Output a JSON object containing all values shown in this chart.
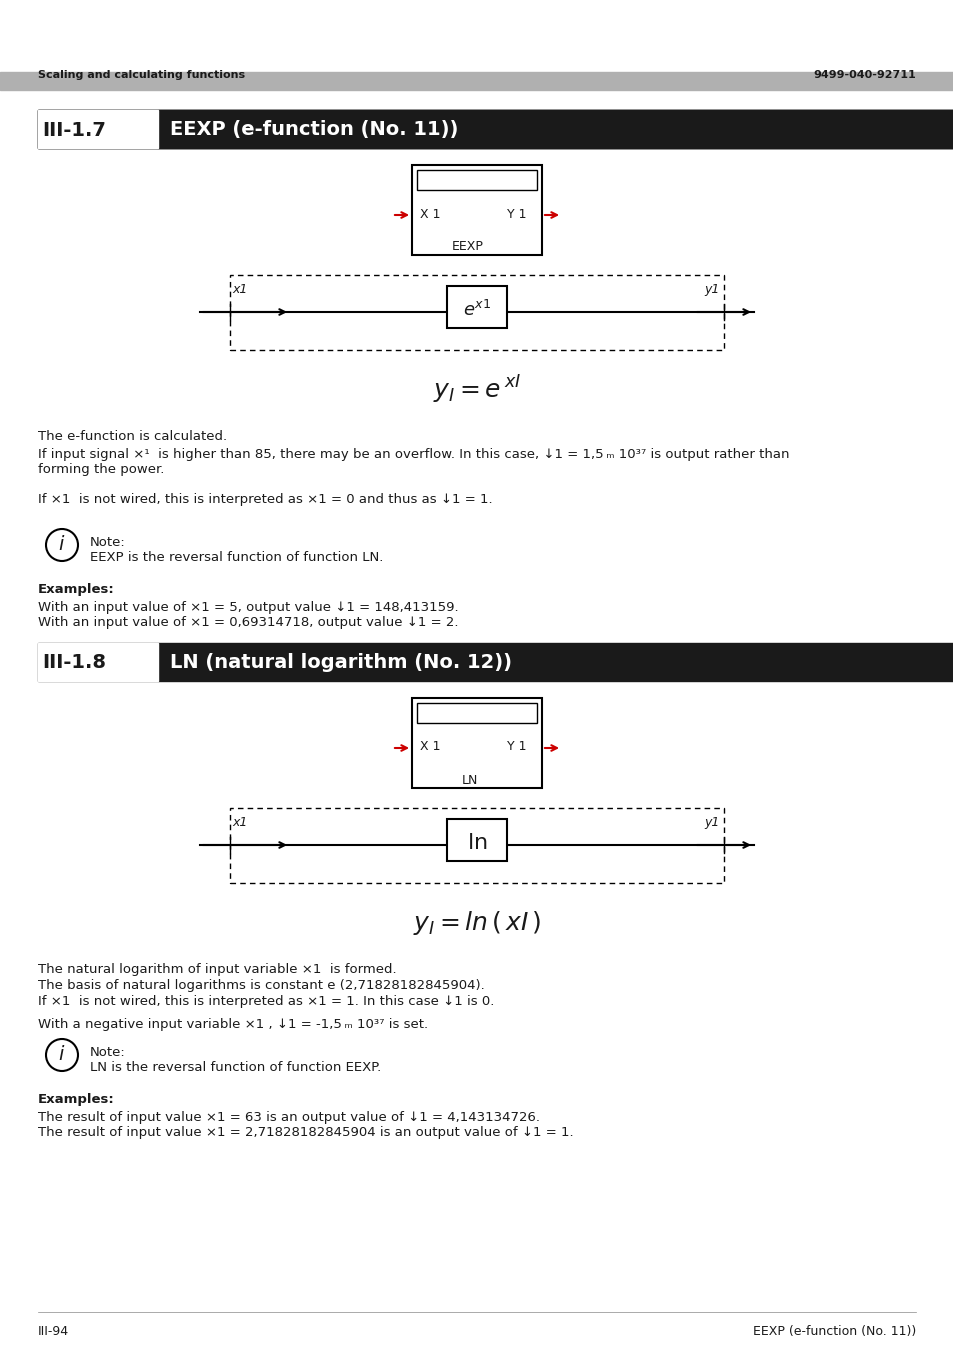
{
  "page_title_left": "Scaling and calculating functions",
  "page_title_right": "9499-040-92711",
  "section1_num": "III-1.7",
  "section1_title": "EEXP (e-function (No. 11))",
  "section2_num": "III-1.8",
  "section2_title": "LN (natural logarithm (No. 12))",
  "footer_left": "III-94",
  "footer_right": "EEXP (e-function (No. 11))",
  "header_bar_color": "#b0b0b0",
  "section_bar_color": "#1a1a1a",
  "section_num_color": "#1a1a1a",
  "section_title_bg": "#1a1a1a",
  "section_title_fg": "#ffffff",
  "arrow_color": "#cc0000",
  "text_color": "#1a1a1a",
  "eexp_text1": "The e-function is calculated.",
  "eexp_text2": "If input signal ×1  is higher than 85, there may be an overflow. In this case, ↓1 = 1,5 ₘ 10³⁷ is output rather than\nforming the power.",
  "eexp_text3": "If ×1  is not wired, this is interpreted as ×1 = 0 and thus as ↓1 = 1.",
  "eexp_note": "Note:\nEEXP is the reversal function of function LN.",
  "eexp_examples_title": "Examples:",
  "eexp_ex1": "With an input value of ×1 = 5, output value ↓1 = 148,413159.",
  "eexp_ex2": "With an input value of ×1 = 0,69314718, output value ↓1 = 2.",
  "ln_text1": "The natural logarithm of input variable ×1  is formed.",
  "ln_text2": "The basis of natural logarithms is constant e (2,71828182845904).",
  "ln_text3": "If ×1  is not wired, this is interpreted as ×1 = 1. In this case ↓1 is 0.",
  "ln_text4": "With a negative input variable ×1 , ↓1 = -1,5 ₘ 10³⁷ is set.",
  "ln_note": "Note:\nLN is the reversal function of function EEXP.",
  "ln_examples_title": "Examples:",
  "ln_ex1": "The result of input value ×1 = 63 is an output value of ↓1 = 4,143134726.",
  "ln_ex2": "The result of input value ×1 = 2,71828182845904 is an output value of ↓1 = 1."
}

-=-=-

**REQUIREMENT**. State the count of lines that contain the string "case". Nothing else is needed.

**THE RESPONSE**. 2